(Extract):
-=-=-

Back in 2009, The Millions started its "Difficult Books" series--devoted to identifying the hardest and most frustrating books ever written, as well as what made them so hard and frustrating. The two curators, Emily Colette Wilkinson and Garth Risk Hallberg, have selected the most difficult of the most difficult, telling us about the 10 literary Mt. Everests waiting out there for you to climb, should you be so bold. If you can somehow read all 10, you probably ascend to the being immediately above Homo sapiens. How many have you read? What books would you add? Let us know in the comments!

-=-=-

(Data records):

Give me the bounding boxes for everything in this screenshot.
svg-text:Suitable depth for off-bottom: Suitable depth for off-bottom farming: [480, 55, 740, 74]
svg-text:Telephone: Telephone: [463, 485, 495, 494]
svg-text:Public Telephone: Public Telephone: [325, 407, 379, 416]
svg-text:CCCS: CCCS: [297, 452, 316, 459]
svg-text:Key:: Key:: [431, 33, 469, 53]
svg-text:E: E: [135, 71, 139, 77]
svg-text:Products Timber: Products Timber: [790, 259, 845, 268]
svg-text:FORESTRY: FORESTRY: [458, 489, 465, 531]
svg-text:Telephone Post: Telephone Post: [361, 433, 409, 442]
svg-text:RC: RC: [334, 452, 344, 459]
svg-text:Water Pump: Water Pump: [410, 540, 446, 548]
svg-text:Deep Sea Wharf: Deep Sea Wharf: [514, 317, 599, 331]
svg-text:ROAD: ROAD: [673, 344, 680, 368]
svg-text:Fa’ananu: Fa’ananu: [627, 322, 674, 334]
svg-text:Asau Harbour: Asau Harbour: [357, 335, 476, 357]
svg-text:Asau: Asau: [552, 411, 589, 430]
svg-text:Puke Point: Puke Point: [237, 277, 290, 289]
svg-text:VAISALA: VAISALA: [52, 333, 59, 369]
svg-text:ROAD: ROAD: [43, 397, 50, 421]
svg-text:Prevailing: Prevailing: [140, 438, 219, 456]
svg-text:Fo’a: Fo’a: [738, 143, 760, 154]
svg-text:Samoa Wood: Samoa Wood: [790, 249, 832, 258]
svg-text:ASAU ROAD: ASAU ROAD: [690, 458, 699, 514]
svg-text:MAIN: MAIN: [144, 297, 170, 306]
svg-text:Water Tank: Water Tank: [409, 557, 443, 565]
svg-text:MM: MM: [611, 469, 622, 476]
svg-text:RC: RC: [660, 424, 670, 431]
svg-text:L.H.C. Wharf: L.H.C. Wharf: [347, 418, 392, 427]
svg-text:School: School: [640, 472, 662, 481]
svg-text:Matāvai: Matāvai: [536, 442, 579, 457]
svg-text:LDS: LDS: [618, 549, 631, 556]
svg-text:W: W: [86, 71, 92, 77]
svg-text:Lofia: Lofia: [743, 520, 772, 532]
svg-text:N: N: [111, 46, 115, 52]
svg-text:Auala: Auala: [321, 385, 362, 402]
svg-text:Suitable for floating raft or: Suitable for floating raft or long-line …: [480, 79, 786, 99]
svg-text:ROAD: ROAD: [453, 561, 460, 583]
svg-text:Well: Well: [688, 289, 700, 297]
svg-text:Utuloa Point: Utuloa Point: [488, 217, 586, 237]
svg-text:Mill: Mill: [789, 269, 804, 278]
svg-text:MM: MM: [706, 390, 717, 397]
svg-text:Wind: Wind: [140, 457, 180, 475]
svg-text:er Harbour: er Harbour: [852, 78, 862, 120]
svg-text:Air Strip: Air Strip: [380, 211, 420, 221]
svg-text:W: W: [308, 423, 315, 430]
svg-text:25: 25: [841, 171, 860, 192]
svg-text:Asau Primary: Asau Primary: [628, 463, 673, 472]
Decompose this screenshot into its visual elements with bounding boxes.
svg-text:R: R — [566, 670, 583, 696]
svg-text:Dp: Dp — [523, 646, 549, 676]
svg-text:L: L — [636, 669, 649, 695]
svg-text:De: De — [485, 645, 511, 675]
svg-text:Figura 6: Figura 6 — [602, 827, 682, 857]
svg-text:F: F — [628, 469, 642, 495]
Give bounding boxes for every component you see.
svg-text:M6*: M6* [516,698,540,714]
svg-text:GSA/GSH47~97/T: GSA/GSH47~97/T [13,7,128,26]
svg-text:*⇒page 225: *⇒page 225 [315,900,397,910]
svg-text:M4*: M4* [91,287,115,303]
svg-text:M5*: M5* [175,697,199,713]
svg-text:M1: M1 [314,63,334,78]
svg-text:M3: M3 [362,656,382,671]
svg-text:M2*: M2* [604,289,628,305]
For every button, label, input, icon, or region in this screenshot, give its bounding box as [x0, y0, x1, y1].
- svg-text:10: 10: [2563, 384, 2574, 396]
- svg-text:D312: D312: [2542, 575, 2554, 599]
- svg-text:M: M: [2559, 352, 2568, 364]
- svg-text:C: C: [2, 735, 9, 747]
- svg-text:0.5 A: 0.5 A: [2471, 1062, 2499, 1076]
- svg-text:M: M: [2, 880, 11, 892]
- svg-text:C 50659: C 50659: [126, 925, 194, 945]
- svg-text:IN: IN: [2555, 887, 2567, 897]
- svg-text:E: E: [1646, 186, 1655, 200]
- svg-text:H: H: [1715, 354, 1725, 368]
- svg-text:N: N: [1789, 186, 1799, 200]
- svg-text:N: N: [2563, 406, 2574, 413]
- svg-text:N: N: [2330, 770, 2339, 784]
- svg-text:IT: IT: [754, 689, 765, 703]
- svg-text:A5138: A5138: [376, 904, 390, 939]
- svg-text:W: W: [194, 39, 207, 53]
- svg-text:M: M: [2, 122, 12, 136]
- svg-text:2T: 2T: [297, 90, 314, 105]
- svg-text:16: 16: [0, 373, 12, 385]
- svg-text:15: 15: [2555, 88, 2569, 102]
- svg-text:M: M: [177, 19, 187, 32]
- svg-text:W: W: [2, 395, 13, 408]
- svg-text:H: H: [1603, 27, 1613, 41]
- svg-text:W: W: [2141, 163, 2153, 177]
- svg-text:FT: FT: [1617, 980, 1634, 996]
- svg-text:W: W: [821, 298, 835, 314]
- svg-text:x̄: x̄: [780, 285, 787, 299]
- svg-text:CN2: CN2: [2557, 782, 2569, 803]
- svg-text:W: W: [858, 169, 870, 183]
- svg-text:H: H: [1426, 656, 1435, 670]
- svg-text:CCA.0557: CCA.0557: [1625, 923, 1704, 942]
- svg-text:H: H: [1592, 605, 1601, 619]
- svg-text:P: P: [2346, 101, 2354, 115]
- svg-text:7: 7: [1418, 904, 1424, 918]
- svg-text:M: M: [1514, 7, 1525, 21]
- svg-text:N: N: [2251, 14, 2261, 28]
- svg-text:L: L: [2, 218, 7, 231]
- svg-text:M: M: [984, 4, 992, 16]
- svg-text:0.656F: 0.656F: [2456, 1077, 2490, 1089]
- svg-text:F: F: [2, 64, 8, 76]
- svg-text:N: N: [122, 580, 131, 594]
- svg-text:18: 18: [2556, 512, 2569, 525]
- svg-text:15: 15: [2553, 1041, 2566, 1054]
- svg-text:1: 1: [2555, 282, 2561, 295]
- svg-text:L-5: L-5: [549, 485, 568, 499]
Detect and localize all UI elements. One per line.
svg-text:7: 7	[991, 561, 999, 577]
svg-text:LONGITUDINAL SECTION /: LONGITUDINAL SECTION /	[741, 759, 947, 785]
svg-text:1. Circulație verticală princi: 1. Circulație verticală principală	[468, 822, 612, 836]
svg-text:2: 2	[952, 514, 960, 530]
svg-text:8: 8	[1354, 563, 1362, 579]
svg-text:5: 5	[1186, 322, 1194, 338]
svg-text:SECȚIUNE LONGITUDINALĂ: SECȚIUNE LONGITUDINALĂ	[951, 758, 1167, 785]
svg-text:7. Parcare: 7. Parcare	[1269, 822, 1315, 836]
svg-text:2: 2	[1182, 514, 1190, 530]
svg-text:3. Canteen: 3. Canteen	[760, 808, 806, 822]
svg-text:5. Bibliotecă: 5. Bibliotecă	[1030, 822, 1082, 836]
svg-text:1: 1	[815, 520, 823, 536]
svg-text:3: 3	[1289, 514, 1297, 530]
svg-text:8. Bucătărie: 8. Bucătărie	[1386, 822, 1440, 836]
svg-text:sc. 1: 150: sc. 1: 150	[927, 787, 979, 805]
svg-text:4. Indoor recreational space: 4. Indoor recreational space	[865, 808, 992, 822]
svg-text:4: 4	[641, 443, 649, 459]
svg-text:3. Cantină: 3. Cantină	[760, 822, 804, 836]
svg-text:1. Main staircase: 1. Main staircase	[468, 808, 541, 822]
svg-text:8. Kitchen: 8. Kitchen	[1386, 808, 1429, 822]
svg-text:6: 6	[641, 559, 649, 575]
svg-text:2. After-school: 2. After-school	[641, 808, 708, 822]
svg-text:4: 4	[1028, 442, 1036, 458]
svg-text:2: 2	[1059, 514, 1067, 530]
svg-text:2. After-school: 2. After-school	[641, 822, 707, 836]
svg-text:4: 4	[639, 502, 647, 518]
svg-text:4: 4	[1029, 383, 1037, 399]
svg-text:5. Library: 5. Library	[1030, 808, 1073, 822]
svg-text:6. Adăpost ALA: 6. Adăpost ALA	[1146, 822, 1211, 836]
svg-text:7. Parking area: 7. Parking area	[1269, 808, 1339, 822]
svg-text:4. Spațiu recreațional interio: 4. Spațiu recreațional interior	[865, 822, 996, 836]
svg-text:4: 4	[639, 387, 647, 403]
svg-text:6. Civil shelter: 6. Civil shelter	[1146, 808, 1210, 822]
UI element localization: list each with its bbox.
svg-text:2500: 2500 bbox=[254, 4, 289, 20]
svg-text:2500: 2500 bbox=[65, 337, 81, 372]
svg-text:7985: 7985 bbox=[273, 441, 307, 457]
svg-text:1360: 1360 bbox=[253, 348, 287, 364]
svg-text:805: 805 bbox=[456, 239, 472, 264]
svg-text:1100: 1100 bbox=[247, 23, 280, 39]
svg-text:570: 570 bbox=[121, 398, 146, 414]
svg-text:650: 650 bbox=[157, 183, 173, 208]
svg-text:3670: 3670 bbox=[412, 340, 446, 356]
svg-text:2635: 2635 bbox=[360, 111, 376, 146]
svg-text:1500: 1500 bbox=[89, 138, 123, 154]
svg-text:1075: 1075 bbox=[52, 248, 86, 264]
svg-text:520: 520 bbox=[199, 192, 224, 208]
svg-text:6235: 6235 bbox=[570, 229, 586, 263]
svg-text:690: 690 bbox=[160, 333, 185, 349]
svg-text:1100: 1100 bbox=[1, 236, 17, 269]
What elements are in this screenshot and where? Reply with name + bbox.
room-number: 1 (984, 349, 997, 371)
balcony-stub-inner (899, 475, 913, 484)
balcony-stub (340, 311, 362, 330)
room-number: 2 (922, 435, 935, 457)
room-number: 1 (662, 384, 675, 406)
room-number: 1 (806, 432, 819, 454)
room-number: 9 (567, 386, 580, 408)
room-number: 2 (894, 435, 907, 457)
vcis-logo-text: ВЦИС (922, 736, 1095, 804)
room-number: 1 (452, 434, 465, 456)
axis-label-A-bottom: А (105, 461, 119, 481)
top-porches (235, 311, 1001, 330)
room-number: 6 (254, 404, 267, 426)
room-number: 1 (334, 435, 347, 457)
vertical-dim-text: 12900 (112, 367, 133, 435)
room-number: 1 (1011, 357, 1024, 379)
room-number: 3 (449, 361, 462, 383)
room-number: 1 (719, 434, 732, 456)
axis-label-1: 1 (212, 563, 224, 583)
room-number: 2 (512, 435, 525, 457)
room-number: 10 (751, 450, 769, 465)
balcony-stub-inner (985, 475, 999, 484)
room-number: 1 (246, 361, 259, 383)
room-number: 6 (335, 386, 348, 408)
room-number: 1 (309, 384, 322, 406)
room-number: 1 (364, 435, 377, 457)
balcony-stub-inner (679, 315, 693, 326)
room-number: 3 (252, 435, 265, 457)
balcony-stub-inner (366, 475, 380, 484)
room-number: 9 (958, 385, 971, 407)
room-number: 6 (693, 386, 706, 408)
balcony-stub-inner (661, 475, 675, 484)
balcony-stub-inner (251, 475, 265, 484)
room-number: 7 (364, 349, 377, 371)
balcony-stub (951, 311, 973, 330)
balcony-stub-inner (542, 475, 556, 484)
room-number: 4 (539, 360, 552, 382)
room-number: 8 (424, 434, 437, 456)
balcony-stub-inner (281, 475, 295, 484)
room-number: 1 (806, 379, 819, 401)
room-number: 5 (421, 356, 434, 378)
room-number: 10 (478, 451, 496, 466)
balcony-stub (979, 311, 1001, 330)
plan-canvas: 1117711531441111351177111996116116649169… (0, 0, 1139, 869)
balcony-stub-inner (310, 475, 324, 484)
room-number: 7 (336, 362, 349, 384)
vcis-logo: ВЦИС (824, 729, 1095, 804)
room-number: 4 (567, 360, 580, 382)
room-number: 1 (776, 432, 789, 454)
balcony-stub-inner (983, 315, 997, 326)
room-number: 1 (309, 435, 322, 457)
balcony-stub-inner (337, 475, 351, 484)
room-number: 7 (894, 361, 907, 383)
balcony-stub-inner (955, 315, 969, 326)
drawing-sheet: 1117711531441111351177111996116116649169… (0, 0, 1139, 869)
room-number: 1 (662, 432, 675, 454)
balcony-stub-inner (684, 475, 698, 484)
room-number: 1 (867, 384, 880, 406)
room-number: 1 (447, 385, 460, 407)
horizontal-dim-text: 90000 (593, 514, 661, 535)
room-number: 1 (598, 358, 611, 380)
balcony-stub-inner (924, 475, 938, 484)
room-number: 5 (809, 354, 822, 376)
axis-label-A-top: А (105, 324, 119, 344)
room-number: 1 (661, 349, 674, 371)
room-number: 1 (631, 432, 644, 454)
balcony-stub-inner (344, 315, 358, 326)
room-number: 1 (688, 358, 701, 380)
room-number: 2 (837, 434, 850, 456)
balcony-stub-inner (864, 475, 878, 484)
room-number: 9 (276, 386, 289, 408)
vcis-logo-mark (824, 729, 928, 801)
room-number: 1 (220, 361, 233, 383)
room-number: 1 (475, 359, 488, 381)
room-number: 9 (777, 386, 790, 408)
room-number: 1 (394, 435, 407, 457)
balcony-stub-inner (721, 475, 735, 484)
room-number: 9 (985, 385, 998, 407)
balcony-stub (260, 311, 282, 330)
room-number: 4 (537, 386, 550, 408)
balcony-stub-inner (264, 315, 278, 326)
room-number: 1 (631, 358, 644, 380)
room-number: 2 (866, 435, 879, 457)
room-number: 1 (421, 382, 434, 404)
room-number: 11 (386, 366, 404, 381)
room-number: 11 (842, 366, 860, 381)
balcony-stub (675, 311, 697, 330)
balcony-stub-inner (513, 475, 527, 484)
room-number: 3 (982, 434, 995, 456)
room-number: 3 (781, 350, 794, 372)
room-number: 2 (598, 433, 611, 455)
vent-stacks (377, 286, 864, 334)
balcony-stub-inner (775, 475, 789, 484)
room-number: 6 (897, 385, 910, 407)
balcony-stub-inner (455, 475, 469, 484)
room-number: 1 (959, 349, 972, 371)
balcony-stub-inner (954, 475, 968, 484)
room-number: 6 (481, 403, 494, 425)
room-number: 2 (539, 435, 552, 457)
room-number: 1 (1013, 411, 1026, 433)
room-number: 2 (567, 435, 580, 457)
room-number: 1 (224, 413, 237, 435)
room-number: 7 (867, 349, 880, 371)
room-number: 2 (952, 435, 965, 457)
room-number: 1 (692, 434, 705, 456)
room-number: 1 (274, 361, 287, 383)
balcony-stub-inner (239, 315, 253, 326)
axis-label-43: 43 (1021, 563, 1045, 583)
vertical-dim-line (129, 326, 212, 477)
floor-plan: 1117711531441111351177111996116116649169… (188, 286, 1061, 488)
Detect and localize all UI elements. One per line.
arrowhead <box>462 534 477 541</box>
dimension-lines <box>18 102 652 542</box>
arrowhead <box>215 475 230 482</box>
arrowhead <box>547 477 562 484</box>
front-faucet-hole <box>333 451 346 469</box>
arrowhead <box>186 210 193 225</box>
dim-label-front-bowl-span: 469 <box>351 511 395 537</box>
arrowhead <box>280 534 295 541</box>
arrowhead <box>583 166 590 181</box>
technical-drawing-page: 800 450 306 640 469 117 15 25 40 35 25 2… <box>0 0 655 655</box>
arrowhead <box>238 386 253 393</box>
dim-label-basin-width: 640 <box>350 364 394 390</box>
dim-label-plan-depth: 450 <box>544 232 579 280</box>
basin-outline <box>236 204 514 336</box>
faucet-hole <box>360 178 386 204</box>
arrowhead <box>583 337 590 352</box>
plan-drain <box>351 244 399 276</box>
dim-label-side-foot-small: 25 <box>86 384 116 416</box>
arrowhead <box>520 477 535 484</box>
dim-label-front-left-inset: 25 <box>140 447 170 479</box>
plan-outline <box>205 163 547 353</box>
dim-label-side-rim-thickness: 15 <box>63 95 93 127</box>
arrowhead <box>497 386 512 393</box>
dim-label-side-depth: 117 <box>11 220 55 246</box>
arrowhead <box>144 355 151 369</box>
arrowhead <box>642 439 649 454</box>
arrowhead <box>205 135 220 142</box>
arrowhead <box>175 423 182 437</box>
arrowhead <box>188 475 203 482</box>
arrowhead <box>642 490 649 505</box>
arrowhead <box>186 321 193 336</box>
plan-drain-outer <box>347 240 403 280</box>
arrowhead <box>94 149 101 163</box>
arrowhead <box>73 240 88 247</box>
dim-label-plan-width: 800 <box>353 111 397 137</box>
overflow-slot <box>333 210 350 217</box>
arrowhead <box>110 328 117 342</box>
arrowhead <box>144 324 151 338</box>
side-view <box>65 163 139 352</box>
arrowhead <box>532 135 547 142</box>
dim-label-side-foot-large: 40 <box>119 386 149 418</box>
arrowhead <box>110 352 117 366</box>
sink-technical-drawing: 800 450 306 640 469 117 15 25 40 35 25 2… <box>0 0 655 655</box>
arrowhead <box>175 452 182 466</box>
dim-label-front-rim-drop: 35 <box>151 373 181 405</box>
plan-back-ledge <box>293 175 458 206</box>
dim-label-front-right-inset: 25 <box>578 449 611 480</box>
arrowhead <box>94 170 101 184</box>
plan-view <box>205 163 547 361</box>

-=-=-

(Exercise objective):
Answer these questions about the Difficult Books passage:
(a) In what year did The Millions start the series?
(b) Who are the two curators?
(c) How many books did the curators select as the most difficult?

(The answer):
(a) 2009
(b) Emily Colette Wilkinson and Garth Risk Hallberg
(c) 10